/---

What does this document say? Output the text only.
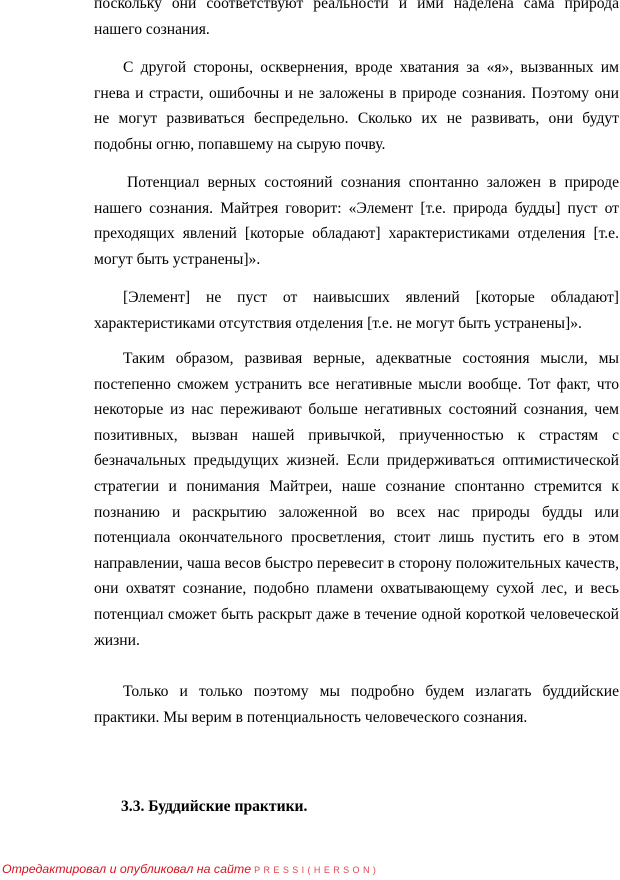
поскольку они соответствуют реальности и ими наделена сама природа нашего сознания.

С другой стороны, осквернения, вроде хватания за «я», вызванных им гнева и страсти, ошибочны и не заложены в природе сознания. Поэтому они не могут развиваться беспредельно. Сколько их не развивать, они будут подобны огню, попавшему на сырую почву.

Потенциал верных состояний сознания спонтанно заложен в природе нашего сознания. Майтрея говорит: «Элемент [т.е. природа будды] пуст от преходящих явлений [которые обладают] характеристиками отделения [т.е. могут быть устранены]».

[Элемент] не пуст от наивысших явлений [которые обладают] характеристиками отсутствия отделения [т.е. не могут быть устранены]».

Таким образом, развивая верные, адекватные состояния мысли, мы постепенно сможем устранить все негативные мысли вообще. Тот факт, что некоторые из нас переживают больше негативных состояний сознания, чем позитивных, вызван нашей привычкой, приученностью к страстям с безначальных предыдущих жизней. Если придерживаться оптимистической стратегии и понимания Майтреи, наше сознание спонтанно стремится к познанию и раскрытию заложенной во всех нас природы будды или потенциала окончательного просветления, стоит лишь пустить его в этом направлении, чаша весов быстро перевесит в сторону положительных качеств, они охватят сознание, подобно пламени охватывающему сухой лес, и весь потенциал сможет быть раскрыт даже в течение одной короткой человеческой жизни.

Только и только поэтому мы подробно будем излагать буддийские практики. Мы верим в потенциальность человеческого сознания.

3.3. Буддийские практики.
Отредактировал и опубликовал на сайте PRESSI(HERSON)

\---
/---

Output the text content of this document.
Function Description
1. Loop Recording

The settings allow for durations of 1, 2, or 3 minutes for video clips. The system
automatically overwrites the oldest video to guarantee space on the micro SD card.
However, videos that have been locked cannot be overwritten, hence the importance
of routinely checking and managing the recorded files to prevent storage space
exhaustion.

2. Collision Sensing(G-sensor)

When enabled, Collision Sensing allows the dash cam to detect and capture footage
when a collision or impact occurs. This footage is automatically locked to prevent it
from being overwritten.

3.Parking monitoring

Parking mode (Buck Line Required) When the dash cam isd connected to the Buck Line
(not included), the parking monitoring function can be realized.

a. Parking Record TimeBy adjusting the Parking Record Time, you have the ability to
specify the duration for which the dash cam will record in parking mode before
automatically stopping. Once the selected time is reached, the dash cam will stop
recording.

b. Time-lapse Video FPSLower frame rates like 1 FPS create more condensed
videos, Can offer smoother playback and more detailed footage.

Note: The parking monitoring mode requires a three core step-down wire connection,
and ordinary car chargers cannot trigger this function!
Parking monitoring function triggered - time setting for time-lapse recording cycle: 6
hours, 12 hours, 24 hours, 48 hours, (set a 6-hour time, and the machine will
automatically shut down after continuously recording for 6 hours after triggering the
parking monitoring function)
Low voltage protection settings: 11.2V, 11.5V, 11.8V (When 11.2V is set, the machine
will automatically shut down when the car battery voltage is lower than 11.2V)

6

\---
/---

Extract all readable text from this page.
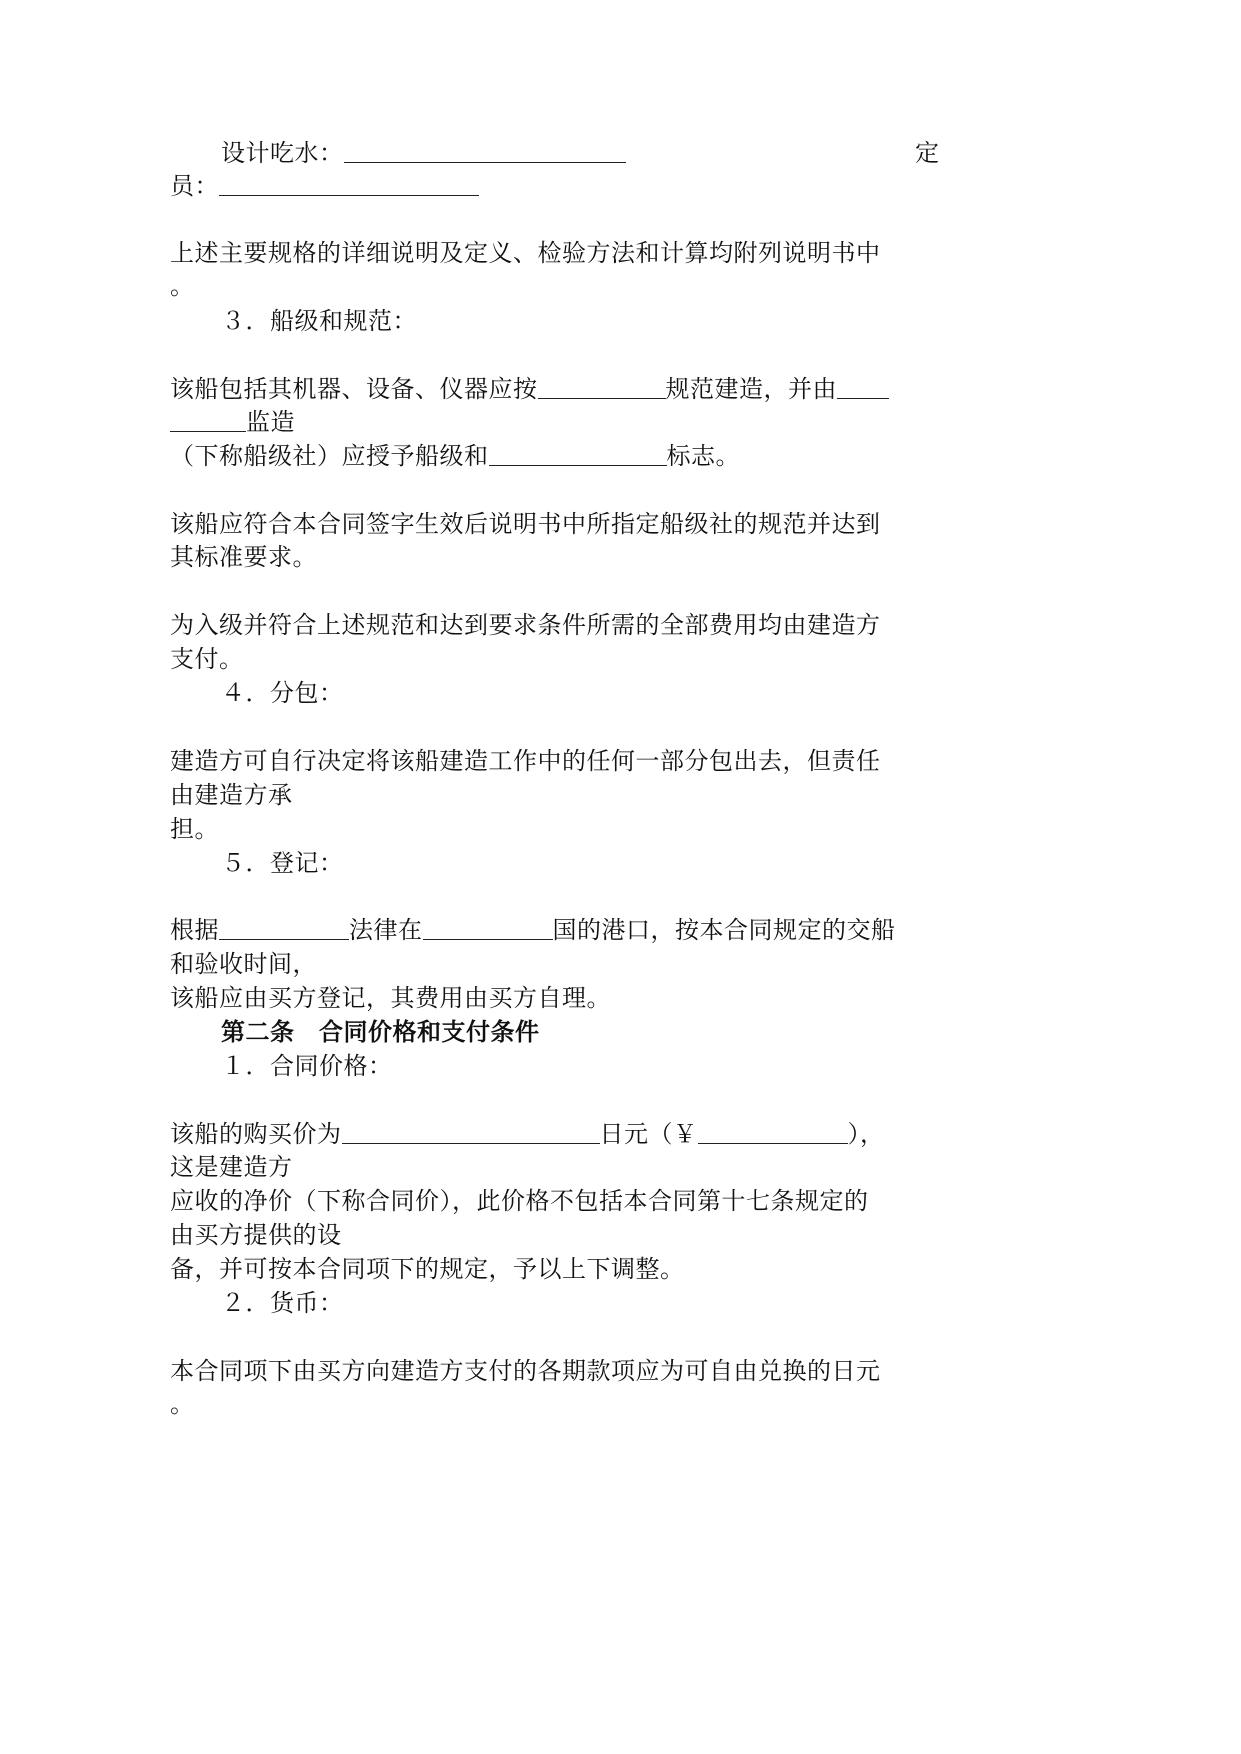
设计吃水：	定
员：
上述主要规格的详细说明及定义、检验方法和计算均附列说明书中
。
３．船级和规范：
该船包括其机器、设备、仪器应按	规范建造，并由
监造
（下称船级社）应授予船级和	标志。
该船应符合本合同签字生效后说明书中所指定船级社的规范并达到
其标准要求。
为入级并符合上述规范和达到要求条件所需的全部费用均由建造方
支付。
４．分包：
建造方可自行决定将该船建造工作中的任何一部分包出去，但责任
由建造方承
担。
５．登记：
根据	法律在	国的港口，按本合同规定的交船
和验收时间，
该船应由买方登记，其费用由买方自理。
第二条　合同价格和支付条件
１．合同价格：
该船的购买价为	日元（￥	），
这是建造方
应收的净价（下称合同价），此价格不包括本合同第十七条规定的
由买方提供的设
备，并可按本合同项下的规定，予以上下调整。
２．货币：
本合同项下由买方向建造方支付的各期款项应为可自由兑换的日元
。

\---

▶ **Task instructions**: Within the material above, find the lines that contain the word "videos"; copy them.

▶ **Reply**:
However, videos that have been locked cannot be overwritten, hence the importance
videos, Can offer smoother playback and more detailed footage.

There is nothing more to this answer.